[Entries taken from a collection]

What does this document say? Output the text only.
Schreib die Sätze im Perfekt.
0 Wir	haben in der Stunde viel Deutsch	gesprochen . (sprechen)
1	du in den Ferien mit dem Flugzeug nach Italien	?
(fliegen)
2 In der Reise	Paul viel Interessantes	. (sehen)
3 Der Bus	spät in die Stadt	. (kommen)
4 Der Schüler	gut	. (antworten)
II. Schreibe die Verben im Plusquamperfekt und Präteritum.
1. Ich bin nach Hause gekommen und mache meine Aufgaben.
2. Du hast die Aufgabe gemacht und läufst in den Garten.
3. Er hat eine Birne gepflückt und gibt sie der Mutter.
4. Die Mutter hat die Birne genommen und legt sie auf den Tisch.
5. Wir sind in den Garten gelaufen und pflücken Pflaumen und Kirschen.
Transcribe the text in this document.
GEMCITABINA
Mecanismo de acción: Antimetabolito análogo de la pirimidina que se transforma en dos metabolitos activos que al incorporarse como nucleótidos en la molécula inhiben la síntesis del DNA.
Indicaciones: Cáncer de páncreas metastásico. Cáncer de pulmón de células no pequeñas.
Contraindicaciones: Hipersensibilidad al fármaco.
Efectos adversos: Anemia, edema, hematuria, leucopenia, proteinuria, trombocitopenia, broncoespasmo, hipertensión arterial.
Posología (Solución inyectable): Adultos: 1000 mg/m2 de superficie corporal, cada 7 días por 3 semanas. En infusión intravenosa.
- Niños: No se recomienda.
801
...
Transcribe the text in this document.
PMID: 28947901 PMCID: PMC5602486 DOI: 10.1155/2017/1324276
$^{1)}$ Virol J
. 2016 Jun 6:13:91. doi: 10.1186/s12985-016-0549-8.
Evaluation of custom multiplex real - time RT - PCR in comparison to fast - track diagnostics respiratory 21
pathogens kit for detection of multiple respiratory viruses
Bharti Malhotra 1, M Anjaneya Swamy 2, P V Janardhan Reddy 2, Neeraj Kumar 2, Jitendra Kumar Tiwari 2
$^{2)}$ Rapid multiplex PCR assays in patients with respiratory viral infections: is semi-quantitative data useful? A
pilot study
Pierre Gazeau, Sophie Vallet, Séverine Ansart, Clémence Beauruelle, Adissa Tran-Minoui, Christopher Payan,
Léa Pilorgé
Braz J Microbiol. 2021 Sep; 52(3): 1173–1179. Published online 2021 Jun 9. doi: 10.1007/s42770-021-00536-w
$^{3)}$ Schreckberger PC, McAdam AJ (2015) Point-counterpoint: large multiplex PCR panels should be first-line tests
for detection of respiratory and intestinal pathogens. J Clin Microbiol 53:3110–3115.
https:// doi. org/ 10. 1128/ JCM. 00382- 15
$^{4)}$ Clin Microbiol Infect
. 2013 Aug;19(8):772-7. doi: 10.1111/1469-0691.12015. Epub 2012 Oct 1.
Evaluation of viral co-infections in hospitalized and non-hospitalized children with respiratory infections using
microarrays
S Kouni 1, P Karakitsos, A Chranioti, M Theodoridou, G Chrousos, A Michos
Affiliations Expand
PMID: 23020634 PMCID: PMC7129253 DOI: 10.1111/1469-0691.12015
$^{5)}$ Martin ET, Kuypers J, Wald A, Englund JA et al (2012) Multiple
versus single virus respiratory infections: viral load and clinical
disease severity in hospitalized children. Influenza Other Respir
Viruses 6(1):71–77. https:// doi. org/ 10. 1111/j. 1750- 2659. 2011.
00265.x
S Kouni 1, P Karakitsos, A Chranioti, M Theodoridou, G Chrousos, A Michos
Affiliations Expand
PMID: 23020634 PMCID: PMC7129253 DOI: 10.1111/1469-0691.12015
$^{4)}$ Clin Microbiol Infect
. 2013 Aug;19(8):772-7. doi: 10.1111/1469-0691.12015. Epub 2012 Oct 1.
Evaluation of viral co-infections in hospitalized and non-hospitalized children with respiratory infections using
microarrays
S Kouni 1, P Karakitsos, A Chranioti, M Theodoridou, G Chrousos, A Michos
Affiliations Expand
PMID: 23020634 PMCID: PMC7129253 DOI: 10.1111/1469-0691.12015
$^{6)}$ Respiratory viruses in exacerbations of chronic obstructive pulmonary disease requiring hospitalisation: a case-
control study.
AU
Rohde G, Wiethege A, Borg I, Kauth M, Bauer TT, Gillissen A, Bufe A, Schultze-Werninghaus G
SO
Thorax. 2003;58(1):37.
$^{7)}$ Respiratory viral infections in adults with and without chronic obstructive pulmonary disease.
--
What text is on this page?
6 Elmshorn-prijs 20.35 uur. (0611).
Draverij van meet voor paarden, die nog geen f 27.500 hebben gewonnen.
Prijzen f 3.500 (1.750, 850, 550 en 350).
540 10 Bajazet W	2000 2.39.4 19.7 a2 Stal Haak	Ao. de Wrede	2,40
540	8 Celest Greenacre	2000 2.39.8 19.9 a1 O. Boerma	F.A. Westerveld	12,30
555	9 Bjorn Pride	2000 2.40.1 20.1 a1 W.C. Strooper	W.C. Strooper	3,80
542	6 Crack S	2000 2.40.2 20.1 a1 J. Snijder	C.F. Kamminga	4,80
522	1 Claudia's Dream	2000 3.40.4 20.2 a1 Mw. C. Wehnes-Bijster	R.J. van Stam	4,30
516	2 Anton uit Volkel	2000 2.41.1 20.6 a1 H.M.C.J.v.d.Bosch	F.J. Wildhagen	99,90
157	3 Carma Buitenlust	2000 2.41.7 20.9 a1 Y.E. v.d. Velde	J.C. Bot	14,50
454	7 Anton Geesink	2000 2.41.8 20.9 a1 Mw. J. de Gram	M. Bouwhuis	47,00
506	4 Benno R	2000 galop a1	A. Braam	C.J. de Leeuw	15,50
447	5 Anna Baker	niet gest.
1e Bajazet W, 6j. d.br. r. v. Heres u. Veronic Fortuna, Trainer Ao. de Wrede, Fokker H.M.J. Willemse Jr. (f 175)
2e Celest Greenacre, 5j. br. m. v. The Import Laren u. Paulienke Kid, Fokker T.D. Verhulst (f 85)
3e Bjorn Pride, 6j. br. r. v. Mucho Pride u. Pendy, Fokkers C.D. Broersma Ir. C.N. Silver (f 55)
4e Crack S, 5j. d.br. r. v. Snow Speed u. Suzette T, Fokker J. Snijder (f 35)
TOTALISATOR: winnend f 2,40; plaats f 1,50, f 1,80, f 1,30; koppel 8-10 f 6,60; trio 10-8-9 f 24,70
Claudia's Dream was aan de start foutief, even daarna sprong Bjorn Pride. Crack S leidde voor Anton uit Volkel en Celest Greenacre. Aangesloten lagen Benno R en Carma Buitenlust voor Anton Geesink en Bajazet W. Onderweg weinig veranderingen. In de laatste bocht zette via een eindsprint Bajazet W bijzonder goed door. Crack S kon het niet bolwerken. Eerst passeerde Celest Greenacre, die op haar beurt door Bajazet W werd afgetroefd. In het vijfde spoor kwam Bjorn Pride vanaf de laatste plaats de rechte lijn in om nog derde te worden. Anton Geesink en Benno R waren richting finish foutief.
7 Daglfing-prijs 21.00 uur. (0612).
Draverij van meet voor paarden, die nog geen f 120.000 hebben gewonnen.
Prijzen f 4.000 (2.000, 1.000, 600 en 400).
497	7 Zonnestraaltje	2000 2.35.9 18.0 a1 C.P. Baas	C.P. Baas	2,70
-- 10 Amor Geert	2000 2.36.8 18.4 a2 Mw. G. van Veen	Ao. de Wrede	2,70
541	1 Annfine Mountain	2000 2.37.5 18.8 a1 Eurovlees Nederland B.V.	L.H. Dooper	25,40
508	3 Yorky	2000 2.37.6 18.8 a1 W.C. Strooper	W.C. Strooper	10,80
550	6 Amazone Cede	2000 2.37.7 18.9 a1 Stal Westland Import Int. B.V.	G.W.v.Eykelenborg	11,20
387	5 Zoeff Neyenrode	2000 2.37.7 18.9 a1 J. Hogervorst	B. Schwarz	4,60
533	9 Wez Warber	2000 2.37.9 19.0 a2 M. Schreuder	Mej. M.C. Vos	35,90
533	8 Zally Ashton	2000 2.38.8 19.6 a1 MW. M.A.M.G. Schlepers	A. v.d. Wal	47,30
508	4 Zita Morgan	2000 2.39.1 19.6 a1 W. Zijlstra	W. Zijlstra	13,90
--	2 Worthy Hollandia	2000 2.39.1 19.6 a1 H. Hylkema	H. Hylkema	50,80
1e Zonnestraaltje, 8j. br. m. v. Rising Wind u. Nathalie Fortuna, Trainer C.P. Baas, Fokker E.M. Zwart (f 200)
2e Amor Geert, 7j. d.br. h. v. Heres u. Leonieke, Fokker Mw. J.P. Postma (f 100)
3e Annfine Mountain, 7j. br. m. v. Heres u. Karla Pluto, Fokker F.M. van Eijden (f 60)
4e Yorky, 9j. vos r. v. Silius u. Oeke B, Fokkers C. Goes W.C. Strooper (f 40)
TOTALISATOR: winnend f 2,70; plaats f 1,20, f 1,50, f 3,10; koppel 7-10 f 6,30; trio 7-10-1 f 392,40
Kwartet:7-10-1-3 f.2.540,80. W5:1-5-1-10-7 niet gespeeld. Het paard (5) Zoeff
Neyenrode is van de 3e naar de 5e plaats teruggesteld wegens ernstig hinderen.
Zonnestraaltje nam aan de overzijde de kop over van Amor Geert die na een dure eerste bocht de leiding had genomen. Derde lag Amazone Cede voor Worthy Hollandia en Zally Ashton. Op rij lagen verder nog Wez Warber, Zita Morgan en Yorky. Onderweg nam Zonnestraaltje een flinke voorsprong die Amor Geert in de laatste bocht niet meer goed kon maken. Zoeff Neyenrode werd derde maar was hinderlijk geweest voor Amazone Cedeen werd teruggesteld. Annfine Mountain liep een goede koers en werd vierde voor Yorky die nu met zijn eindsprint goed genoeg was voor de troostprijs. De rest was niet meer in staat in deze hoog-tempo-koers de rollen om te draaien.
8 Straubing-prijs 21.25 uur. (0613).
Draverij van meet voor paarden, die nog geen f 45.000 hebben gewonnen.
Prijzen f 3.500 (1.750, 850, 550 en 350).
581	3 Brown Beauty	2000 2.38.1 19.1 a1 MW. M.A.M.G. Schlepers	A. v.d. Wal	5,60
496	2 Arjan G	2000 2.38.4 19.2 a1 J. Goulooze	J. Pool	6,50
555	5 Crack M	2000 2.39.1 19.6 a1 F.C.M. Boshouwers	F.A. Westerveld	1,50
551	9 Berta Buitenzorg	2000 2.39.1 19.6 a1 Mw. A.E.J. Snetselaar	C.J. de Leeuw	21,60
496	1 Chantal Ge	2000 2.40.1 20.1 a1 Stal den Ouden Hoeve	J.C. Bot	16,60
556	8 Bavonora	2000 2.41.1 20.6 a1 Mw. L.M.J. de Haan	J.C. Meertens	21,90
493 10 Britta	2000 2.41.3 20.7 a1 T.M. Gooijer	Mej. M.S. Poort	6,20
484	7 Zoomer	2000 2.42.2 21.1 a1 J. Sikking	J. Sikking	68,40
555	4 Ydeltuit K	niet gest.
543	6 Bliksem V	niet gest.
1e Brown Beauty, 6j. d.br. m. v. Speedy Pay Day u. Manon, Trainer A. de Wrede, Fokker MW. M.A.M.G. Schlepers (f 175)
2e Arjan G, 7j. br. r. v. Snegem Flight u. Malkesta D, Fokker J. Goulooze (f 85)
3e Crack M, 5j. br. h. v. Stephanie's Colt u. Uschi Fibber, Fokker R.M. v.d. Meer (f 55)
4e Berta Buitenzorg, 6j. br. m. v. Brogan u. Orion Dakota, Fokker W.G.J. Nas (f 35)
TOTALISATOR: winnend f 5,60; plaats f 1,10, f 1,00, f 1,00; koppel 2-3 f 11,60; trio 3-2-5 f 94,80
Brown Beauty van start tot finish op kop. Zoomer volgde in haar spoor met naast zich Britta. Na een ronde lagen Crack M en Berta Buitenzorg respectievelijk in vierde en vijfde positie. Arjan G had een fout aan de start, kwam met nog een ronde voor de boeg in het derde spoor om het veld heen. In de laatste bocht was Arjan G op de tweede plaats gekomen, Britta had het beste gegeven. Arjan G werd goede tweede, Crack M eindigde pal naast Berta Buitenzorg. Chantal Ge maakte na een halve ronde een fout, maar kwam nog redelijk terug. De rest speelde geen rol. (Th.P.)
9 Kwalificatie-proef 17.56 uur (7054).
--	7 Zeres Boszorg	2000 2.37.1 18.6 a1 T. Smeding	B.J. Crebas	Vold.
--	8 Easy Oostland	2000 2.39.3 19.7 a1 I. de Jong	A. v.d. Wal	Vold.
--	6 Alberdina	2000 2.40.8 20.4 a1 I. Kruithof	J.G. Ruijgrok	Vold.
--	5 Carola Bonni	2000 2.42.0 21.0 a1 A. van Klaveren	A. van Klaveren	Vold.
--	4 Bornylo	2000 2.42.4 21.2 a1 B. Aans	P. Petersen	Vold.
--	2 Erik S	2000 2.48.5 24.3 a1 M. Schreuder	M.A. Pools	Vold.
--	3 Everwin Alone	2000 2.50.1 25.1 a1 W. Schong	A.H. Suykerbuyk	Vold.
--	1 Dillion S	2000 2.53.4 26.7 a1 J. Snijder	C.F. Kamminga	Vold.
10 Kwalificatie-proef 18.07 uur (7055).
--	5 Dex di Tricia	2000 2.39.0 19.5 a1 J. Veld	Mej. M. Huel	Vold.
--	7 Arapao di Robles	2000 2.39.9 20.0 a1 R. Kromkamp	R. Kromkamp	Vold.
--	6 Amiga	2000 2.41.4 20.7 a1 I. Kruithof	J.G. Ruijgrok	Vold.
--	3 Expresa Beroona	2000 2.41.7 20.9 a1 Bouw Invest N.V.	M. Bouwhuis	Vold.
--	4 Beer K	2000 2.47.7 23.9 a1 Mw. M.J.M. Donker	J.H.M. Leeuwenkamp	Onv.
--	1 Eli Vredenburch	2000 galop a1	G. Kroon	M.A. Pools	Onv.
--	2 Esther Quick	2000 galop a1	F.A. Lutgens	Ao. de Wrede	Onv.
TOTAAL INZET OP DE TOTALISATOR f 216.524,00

= EXERCISE GOAL =
For every line of the data above that contains "Stal", copy that line.

= ANSWER FOR THE TASK =
540 10 Bajazet W	2000 2.39.4 19.7 a2 Stal Haak	Ao. de Wrede	2,40
550	6 Amazone Cede	2000 2.37.7 18.9 a1 Stal Westland Import Int. B.V.	G.W.v.Eykelenborg	11,20
496	1 Chantal Ge	2000 2.40.1 20.1 a1 Stal den Ouden Hoeve	J.C. Bot	16,60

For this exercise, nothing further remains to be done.